(Saved entries)
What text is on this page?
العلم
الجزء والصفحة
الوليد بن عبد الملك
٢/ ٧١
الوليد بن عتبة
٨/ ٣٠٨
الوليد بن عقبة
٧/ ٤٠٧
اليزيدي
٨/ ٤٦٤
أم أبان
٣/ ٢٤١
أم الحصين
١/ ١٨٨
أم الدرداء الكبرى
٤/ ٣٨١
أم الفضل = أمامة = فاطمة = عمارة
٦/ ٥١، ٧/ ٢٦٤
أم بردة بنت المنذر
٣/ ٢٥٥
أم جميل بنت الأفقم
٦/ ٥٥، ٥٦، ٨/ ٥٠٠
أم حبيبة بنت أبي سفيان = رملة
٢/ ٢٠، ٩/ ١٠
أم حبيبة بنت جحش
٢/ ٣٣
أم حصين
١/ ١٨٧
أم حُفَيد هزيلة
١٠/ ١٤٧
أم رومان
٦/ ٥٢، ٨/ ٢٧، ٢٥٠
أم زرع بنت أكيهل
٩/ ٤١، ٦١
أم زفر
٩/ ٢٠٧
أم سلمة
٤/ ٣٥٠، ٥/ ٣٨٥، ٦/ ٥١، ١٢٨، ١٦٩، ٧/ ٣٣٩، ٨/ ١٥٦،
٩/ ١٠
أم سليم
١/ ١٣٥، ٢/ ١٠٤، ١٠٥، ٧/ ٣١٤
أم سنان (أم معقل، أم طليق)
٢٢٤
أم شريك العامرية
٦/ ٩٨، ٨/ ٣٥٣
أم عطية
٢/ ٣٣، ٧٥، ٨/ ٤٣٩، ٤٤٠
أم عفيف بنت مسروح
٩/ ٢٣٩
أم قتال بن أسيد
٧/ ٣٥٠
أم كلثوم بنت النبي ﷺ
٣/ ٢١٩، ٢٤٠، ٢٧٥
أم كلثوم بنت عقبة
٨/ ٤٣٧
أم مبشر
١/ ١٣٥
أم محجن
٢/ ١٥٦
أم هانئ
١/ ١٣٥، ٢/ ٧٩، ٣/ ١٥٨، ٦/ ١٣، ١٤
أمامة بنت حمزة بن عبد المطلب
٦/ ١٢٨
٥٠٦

- [Your objective]: Using the data above, output each line exactly.

- [Task response]:
What text is on this page?
العلم
الجزء والصفحة
الوليد بن عبد الملك
٢/ ٧١
الوليد بن عتبة
٨/ ٣٠٨
الوليد بن عقبة
٧/ ٤٠٧
اليزيدي
٨/ ٤٦٤
أم أبان
٣/ ٢٤١
أم الحصين
١/ ١٨٨
أم الدرداء الكبرى
٤/ ٣٨١
أم الفضل = أمامة = فاطمة = عمارة
٦/ ٥١، ٧/ ٢٦٤
أم بردة بنت المنذر
٣/ ٢٥٥
أم جميل بنت الأفقم
٦/ ٥٥، ٥٦، ٨/ ٥٠٠
أم حبيبة بنت أبي سفيان = رملة
٢/ ٢٠، ٩/ ١٠
أم حبيبة بنت جحش
٢/ ٣٣
أم حصين
١/ ١٨٧
أم حُفَيد هزيلة
١٠/ ١٤٧
أم رومان
٦/ ٥٢، ٨/ ٢٧، ٢٥٠
أم زرع بنت أكيهل
٩/ ٤١، ٦١
أم زفر
٩/ ٢٠٧
أم سلمة
٤/ ٣٥٠، ٥/ ٣٨٥، ٦/ ٥١، ١٢٨، ١٦٩، ٧/ ٣٣٩، ٨/ ١٥٦،
٩/ ١٠
أم سليم
١/ ١٣٥، ٢/ ١٠٤، ١٠٥، ٧/ ٣١٤
أم سنان (أم معقل، أم طليق)
٢٢٤
أم شريك العامرية
٦/ ٩٨، ٨/ ٣٥٣
أم عطية
٢/ ٣٣، ٧٥، ٨/ ٤٣٩، ٤٤٠
أم عفيف بنت مسروح
٩/ ٢٣٩
أم قتال بن أسيد
٧/ ٣٥٠
أم كلثوم بنت النبي ﷺ
٣/ ٢١٩، ٢٤٠، ٢٧٥
أم كلثوم بنت عقبة
٨/ ٤٣٧
أم مبشر
١/ ١٣٥
أم محجن
٢/ ١٥٦
أم هانئ
١/ ١٣٥، ٢/ ٧٩، ٣/ ١٥٨، ٦/ ١٣، ١٤
أمامة بنت حمزة بن عبد المطلب
٦/ ١٢٨
٥٠٦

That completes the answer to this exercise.